■ What is being asked ■
Lines containing the word "Copper" should be extracted in full.

■ Exercise inputs ■
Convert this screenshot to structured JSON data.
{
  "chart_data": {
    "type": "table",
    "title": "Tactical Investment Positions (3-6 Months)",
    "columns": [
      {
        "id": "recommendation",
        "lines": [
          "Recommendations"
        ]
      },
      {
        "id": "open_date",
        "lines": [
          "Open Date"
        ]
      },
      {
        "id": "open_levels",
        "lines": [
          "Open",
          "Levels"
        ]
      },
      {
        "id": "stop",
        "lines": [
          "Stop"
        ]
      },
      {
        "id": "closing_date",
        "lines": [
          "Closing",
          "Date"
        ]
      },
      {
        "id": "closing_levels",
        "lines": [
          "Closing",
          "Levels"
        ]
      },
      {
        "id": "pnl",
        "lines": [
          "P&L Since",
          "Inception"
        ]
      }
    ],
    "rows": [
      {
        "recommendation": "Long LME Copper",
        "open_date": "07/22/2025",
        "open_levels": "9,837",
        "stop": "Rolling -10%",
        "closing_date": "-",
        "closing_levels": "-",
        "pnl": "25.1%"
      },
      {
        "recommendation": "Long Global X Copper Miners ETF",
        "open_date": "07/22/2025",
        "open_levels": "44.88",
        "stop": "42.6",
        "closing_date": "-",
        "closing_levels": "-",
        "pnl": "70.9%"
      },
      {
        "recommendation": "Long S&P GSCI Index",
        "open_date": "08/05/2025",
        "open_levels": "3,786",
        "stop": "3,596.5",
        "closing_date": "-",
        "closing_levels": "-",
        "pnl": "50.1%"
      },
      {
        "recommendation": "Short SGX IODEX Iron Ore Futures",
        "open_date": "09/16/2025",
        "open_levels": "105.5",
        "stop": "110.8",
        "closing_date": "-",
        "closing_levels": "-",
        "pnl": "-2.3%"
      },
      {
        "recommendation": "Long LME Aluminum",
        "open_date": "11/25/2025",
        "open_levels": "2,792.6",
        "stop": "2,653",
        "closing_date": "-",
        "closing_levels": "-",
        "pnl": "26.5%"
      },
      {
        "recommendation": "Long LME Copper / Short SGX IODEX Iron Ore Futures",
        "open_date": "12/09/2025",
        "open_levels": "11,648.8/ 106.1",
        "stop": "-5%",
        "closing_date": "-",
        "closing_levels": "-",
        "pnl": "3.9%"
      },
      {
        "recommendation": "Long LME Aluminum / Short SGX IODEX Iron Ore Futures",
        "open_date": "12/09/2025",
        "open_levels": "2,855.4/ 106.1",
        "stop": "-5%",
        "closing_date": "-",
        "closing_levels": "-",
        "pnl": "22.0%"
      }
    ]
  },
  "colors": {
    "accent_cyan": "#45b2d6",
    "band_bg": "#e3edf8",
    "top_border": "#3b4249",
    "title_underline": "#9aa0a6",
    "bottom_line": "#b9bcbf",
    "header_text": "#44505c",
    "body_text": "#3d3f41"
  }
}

■ Exercise output ■
        "recommendation": "Long LME Copper",
        "recommendation": "Long Global X Copper Miners ETF",
        "recommendation": "Long LME Copper / Short SGX IODEX Iron Ore Futures",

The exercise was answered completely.